> [INSTRUCTIONS TO FOLLOW]
Reproduce each record exactly.

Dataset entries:
--

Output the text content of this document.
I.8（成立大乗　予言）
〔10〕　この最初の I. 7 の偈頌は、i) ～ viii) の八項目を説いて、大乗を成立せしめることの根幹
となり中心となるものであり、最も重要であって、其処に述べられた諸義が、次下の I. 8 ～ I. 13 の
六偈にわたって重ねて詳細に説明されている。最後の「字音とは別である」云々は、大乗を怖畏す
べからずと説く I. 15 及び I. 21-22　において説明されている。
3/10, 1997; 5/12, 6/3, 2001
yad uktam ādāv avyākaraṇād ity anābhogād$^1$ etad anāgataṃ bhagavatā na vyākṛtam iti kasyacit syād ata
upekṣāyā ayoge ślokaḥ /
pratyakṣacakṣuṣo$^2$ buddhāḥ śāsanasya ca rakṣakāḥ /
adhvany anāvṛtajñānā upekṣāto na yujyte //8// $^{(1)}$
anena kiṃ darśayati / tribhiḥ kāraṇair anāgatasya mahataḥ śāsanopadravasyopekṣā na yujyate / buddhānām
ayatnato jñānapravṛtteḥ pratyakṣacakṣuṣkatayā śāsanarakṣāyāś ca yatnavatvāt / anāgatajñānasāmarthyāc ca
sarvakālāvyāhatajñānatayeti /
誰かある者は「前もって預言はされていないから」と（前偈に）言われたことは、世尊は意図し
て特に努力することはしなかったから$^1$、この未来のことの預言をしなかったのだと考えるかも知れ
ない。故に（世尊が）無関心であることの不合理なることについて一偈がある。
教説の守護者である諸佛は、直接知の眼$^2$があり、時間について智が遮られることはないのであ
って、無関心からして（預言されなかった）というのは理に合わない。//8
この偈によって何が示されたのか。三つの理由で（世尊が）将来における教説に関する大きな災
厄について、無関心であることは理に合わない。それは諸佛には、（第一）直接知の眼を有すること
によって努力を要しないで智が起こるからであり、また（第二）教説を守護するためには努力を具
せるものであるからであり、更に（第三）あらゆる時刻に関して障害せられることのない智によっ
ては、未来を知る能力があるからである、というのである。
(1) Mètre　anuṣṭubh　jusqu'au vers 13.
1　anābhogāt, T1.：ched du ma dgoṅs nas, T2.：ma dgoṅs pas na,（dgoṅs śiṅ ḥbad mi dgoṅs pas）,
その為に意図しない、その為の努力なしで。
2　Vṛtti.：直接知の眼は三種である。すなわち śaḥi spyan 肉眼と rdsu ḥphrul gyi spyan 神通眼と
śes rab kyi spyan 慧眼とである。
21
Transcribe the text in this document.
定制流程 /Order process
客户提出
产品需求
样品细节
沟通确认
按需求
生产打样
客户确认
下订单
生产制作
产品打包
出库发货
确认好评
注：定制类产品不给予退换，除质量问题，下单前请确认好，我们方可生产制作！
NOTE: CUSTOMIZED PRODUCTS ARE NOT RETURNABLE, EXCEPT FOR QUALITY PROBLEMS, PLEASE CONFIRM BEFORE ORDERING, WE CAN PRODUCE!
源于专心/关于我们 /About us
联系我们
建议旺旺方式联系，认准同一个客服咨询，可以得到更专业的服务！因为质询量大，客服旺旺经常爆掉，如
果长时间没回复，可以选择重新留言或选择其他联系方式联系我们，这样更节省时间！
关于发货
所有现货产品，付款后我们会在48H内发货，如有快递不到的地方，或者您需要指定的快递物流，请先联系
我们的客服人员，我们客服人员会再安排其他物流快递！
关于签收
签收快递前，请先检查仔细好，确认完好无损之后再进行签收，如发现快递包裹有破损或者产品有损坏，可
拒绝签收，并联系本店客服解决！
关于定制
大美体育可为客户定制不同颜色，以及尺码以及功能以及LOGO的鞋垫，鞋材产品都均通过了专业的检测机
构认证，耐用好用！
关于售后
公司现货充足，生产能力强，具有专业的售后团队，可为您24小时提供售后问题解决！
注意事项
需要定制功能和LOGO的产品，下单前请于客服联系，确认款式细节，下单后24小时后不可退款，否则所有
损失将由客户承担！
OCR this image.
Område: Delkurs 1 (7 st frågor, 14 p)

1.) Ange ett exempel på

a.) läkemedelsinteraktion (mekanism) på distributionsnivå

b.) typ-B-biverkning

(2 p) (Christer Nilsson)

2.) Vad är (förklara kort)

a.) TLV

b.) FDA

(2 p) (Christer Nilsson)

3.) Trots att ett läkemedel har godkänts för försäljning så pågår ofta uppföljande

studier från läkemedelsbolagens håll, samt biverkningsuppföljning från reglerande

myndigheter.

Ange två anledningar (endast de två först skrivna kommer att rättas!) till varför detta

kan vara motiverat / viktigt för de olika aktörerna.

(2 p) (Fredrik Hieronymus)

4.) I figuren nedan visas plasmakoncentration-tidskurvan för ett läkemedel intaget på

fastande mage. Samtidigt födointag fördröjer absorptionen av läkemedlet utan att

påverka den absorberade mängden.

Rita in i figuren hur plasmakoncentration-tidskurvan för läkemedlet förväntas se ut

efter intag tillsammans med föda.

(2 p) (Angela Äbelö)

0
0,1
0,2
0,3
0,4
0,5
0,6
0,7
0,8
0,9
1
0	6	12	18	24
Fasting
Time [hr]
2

--

> [ANSWER TO THIS PROBLEM]
Output the text content of this document.
I.8（成立大乗　予言）
〔10〕　この最初の I. 7 の偈頌は、i) ～ viii) の八項目を説いて、大乗を成立せしめることの根幹
となり中心となるものであり、最も重要であって、其処に述べられた諸義が、次下の I. 8 ～ I. 13 の
六偈にわたって重ねて詳細に説明されている。最後の「字音とは別である」云々は、大乗を怖畏す
べからずと説く I. 15 及び I. 21-22　において説明されている。
3/10, 1997; 5/12, 6/3, 2001
yad uktam ādāv avyākaraṇād ity anābhogād$^1$ etad anāgataṃ bhagavatā na vyākṛtam iti kasyacit syād ata
upekṣāyā ayoge ślokaḥ /
pratyakṣacakṣuṣo$^2$ buddhāḥ śāsanasya ca rakṣakāḥ /
adhvany anāvṛtajñānā upekṣāto na yujyte //8// $^{(1)}$
anena kiṃ darśayati / tribhiḥ kāraṇair anāgatasya mahataḥ śāsanopadravasyopekṣā na yujyate / buddhānām
ayatnato jñānapravṛtteḥ pratyakṣacakṣuṣkatayā śāsanarakṣāyāś ca yatnavatvāt / anāgatajñānasāmarthyāc ca
sarvakālāvyāhatajñānatayeti /
誰かある者は「前もって預言はされていないから」と（前偈に）言われたことは、世尊は意図し
て特に努力することはしなかったから$^1$、この未来のことの預言をしなかったのだと考えるかも知れ
ない。故に（世尊が）無関心であることの不合理なることについて一偈がある。
教説の守護者である諸佛は、直接知の眼$^2$があり、時間について智が遮られることはないのであ
って、無関心からして（預言されなかった）というのは理に合わない。//8
この偈によって何が示されたのか。三つの理由で（世尊が）将来における教説に関する大きな災
厄について、無関心であることは理に合わない。それは諸佛には、（第一）直接知の眼を有すること
によって努力を要しないで智が起こるからであり、また（第二）教説を守護するためには努力を具
せるものであるからであり、更に（第三）あらゆる時刻に関して障害せられることのない智によっ
ては、未来を知る能力があるからである、というのである。
(1) Mètre　anuṣṭubh　jusqu'au vers 13.
1　anābhogāt, T1.：ched du ma dgoṅs nas, T2.：ma dgoṅs pas na,（dgoṅs śiṅ ḥbad mi dgoṅs pas）,
その為に意図しない、その為の努力なしで。
2　Vṛtti.：直接知の眼は三種である。すなわち śaḥi spyan 肉眼と rdsu ḥphrul gyi spyan 神通眼と
śes rab kyi spyan 慧眼とである。
21
Transcribe the text in this document.
定制流程 /Order process
客户提出
产品需求
样品细节
沟通确认
按需求
生产打样
客户确认
下订单
生产制作
产品打包
出库发货
确认好评
注：定制类产品不给予退换，除质量问题，下单前请确认好，我们方可生产制作！
NOTE: CUSTOMIZED PRODUCTS ARE NOT RETURNABLE, EXCEPT FOR QUALITY PROBLEMS, PLEASE CONFIRM BEFORE ORDERING, WE CAN PRODUCE!
源于专心/关于我们 /About us
联系我们
建议旺旺方式联系，认准同一个客服咨询，可以得到更专业的服务！因为质询量大，客服旺旺经常爆掉，如
果长时间没回复，可以选择重新留言或选择其他联系方式联系我们，这样更节省时间！
关于发货
所有现货产品，付款后我们会在48H内发货，如有快递不到的地方，或者您需要指定的快递物流，请先联系
我们的客服人员，我们客服人员会再安排其他物流快递！
关于签收
签收快递前，请先检查仔细好，确认完好无损之后再进行签收，如发现快递包裹有破损或者产品有损坏，可
拒绝签收，并联系本店客服解决！
关于定制
大美体育可为客户定制不同颜色，以及尺码以及功能以及LOGO的鞋垫，鞋材产品都均通过了专业的检测机
构认证，耐用好用！
关于售后
公司现货充足，生产能力强，具有专业的售后团队，可为您24小时提供售后问题解决！
注意事项
需要定制功能和LOGO的产品，下单前请于客服联系，确认款式细节，下单后24小时后不可退款，否则所有
损失将由客户承担！
OCR this image.
Område: Delkurs 1 (7 st frågor, 14 p)

1.) Ange ett exempel på

a.) läkemedelsinteraktion (mekanism) på distributionsnivå

b.) typ-B-biverkning

(2 p) (Christer Nilsson)

2.) Vad är (förklara kort)

a.) TLV

b.) FDA

(2 p) (Christer Nilsson)

3.) Trots att ett läkemedel har godkänts för försäljning så pågår ofta uppföljande

studier från läkemedelsbolagens håll, samt biverkningsuppföljning från reglerande

myndigheter.

Ange två anledningar (endast de två först skrivna kommer att rättas!) till varför detta

kan vara motiverat / viktigt för de olika aktörerna.

(2 p) (Fredrik Hieronymus)

4.) I figuren nedan visas plasmakoncentration-tidskurvan för ett läkemedel intaget på

fastande mage. Samtidigt födointag fördröjer absorptionen av läkemedlet utan att

påverka den absorberade mängden.

Rita in i figuren hur plasmakoncentration-tidskurvan för läkemedlet förväntas se ut

efter intag tillsammans med föda.

(2 p) (Angela Äbelö)

0
0,1
0,2
0,3
0,4
0,5
0,6
0,7
0,8
0,9
1
0	6	12	18	24
Fasting
Time [hr]
2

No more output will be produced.